* _Task brief_:
Below are some records. Copy every line in them that holds "дверей".

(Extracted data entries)

_____

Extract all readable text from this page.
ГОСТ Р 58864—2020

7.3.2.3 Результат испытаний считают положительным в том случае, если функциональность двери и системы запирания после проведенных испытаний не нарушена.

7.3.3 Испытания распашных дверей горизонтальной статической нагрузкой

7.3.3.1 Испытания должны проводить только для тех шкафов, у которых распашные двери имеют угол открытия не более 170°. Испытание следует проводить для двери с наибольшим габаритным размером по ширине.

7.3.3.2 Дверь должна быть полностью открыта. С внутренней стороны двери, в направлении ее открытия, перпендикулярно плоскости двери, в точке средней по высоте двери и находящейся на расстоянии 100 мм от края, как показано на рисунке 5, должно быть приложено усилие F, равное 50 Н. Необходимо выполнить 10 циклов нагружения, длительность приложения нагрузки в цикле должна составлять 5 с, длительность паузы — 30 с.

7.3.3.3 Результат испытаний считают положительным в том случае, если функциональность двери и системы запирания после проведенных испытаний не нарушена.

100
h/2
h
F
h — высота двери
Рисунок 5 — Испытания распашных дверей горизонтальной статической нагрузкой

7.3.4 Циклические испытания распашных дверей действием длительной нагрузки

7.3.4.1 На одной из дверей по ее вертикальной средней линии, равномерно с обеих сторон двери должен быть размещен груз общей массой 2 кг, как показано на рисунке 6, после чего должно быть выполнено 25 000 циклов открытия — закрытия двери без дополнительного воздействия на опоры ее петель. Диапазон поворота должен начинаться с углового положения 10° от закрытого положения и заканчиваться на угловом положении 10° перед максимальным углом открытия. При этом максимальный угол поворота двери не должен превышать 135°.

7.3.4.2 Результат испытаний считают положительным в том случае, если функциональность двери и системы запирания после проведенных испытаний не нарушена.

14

_____

* _Solution for this exercise_:
7.3.3 Испытания распашных дверей горизонтальной статической нагрузкой
Рисунок 5 — Испытания распашных дверей горизонтальной статической нагрузкой
7.3.4 Циклические испытания распашных дверей действием длительной нагрузки
7.3.4.1 На одной из дверей по ее вертикальной средней линии, равномерно с обеих сторон двери должен быть размещен груз общей массой 2 кг, как показано на рисунке 6, после чего должно быть выполнено 25 000 циклов открытия — закрытия двери без дополнительного воздействия на опоры ее петель. Диапазон поворота должен начинаться с углового положения 10° от закрытого положения и заканчиваться на угловом положении 10° перед максимальным углом открытия. При этом максимальный угол поворота двери не должен превышать 135°.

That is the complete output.